**Required work**
What follows are records. Restate all of them word for word.

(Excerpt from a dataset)
※ ※ ※
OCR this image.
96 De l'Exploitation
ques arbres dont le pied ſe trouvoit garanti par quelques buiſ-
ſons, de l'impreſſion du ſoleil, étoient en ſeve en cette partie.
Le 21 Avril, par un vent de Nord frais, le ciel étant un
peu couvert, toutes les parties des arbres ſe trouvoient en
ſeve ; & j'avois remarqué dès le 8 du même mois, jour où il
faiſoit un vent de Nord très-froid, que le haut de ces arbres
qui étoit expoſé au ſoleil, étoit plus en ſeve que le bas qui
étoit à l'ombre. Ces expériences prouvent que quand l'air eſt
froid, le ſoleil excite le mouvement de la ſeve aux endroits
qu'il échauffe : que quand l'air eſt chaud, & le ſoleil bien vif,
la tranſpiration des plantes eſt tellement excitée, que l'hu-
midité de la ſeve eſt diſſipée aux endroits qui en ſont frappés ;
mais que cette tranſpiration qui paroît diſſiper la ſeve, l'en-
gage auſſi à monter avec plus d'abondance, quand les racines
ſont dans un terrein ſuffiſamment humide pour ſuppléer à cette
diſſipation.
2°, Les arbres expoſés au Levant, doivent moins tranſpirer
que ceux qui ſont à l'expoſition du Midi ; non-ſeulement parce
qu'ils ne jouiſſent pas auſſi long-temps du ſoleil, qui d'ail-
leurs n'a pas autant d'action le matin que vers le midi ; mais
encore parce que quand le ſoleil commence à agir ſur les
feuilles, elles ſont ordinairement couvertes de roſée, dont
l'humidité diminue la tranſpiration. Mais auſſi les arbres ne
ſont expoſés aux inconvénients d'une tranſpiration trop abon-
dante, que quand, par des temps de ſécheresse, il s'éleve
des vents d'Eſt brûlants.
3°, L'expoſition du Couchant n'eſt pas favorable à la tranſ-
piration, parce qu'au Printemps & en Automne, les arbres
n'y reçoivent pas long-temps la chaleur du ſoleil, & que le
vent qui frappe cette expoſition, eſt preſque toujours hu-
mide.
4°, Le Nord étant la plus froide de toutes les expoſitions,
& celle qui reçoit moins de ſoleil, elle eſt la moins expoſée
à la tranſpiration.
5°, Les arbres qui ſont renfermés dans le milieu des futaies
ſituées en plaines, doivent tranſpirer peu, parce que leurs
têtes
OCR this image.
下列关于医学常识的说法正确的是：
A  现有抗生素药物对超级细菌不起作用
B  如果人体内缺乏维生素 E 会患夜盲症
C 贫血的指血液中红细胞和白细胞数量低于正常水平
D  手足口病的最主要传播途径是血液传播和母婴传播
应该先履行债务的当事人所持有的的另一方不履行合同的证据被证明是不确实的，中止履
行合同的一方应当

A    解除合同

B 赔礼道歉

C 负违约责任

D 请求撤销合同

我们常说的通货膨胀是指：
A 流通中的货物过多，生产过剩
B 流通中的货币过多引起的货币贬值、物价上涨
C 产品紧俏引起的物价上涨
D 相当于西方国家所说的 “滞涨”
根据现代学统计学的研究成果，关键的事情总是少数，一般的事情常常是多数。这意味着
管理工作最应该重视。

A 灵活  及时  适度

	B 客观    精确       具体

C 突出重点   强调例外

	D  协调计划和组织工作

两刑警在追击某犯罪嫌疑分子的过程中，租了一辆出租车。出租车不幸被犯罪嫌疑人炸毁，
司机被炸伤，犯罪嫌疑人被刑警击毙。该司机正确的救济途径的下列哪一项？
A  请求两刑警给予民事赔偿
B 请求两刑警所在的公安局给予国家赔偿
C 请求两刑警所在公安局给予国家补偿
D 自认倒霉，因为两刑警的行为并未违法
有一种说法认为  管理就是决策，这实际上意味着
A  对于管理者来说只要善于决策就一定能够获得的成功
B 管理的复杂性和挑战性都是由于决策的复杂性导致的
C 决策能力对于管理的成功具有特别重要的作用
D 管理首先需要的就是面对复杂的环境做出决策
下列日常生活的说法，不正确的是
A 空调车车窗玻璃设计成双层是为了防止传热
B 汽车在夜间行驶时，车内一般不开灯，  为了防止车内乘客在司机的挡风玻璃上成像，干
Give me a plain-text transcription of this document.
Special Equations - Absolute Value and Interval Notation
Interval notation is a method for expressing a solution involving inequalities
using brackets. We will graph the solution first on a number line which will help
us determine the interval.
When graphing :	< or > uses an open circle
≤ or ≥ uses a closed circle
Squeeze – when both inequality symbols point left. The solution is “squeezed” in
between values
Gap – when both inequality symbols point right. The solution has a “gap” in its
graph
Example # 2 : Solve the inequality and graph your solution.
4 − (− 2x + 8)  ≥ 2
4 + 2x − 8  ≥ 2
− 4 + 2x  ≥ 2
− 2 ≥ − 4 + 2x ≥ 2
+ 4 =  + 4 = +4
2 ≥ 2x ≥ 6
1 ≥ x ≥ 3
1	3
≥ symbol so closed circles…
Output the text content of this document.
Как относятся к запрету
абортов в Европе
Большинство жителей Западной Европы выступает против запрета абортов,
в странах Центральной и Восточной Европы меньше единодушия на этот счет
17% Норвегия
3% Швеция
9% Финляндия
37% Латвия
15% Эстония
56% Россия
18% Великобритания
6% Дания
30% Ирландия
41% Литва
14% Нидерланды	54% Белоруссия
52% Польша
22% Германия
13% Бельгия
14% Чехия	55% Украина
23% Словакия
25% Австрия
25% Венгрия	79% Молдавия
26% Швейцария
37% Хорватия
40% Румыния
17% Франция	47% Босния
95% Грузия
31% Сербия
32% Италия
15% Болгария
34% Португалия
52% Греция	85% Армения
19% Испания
※ ※ ※
**Written solution**
OCR this image.
96 De l'Exploitation
ques arbres dont le pied ſe trouvoit garanti par quelques buiſ-
ſons, de l'impreſſion du ſoleil, étoient en ſeve en cette partie.
Le 21 Avril, par un vent de Nord frais, le ciel étant un
peu couvert, toutes les parties des arbres ſe trouvoient en
ſeve ; & j'avois remarqué dès le 8 du même mois, jour où il
faiſoit un vent de Nord très-froid, que le haut de ces arbres
qui étoit expoſé au ſoleil, étoit plus en ſeve que le bas qui
étoit à l'ombre. Ces expériences prouvent que quand l'air eſt
froid, le ſoleil excite le mouvement de la ſeve aux endroits
qu'il échauffe : que quand l'air eſt chaud, & le ſoleil bien vif,
la tranſpiration des plantes eſt tellement excitée, que l'hu-
midité de la ſeve eſt diſſipée aux endroits qui en ſont frappés ;
mais que cette tranſpiration qui paroît diſſiper la ſeve, l'en-
gage auſſi à monter avec plus d'abondance, quand les racines
ſont dans un terrein ſuffiſamment humide pour ſuppléer à cette
diſſipation.
2°, Les arbres expoſés au Levant, doivent moins tranſpirer
que ceux qui ſont à l'expoſition du Midi ; non-ſeulement parce
qu'ils ne jouiſſent pas auſſi long-temps du ſoleil, qui d'ail-
leurs n'a pas autant d'action le matin que vers le midi ; mais
encore parce que quand le ſoleil commence à agir ſur les
feuilles, elles ſont ordinairement couvertes de roſée, dont
l'humidité diminue la tranſpiration. Mais auſſi les arbres ne
ſont expoſés aux inconvénients d'une tranſpiration trop abon-
dante, que quand, par des temps de ſécheresse, il s'éleve
des vents d'Eſt brûlants.
3°, L'expoſition du Couchant n'eſt pas favorable à la tranſ-
piration, parce qu'au Printemps & en Automne, les arbres
n'y reçoivent pas long-temps la chaleur du ſoleil, & que le
vent qui frappe cette expoſition, eſt preſque toujours hu-
mide.
4°, Le Nord étant la plus froide de toutes les expoſitions,
& celle qui reçoit moins de ſoleil, elle eſt la moins expoſée
à la tranſpiration.
5°, Les arbres qui ſont renfermés dans le milieu des futaies
ſituées en plaines, doivent tranſpirer peu, parce que leurs
têtes
OCR this image.
下列关于医学常识的说法正确的是：
A  现有抗生素药物对超级细菌不起作用
B  如果人体内缺乏维生素 E 会患夜盲症
C 贫血的指血液中红细胞和白细胞数量低于正常水平
D  手足口病的最主要传播途径是血液传播和母婴传播
应该先履行债务的当事人所持有的的另一方不履行合同的证据被证明是不确实的，中止履
行合同的一方应当

A    解除合同

B 赔礼道歉

C 负违约责任

D 请求撤销合同

我们常说的通货膨胀是指：
A 流通中的货物过多，生产过剩
B 流通中的货币过多引起的货币贬值、物价上涨
C 产品紧俏引起的物价上涨
D 相当于西方国家所说的 “滞涨”
根据现代学统计学的研究成果，关键的事情总是少数，一般的事情常常是多数。这意味着
管理工作最应该重视。

A 灵活  及时  适度

	B 客观    精确       具体

C 突出重点   强调例外

	D  协调计划和组织工作

两刑警在追击某犯罪嫌疑分子的过程中，租了一辆出租车。出租车不幸被犯罪嫌疑人炸毁，
司机被炸伤，犯罪嫌疑人被刑警击毙。该司机正确的救济途径的下列哪一项？
A  请求两刑警给予民事赔偿
B 请求两刑警所在的公安局给予国家赔偿
C 请求两刑警所在公安局给予国家补偿
D 自认倒霉，因为两刑警的行为并未违法
有一种说法认为  管理就是决策，这实际上意味着
A  对于管理者来说只要善于决策就一定能够获得的成功
B 管理的复杂性和挑战性都是由于决策的复杂性导致的
C 决策能力对于管理的成功具有特别重要的作用
D 管理首先需要的就是面对复杂的环境做出决策
下列日常生活的说法，不正确的是
A 空调车车窗玻璃设计成双层是为了防止传热
B 汽车在夜间行驶时，车内一般不开灯，  为了防止车内乘客在司机的挡风玻璃上成像，干
Give me a plain-text transcription of this document.
Special Equations - Absolute Value and Interval Notation
Interval notation is a method for expressing a solution involving inequalities
using brackets. We will graph the solution first on a number line which will help
us determine the interval.
When graphing :	< or > uses an open circle
≤ or ≥ uses a closed circle
Squeeze – when both inequality symbols point left. The solution is “squeezed” in
between values
Gap – when both inequality symbols point right. The solution has a “gap” in its
graph
Example # 2 : Solve the inequality and graph your solution.
4 − (− 2x + 8)  ≥ 2
4 + 2x − 8  ≥ 2
− 4 + 2x  ≥ 2
− 2 ≥ − 4 + 2x ≥ 2
+ 4 =  + 4 = +4
2 ≥ 2x ≥ 6
1 ≥ x ≥ 3
1	3
≥ symbol so closed circles…
Output the text content of this document.
Как относятся к запрету
абортов в Европе
Большинство жителей Западной Европы выступает против запрета абортов,
в странах Центральной и Восточной Европы меньше единодушия на этот счет
17% Норвегия
3% Швеция
9% Финляндия
37% Латвия
15% Эстония
56% Россия
18% Великобритания
6% Дания
30% Ирландия
41% Литва
14% Нидерланды	54% Белоруссия
52% Польша
22% Германия
13% Бельгия
14% Чехия	55% Украина
23% Словакия
25% Австрия
25% Венгрия	79% Молдавия
26% Швейцария
37% Хорватия
40% Румыния
17% Франция	47% Босния
95% Грузия
31% Сербия
32% Италия
15% Болгария
34% Португалия
52% Греция	85% Армения
19% Испания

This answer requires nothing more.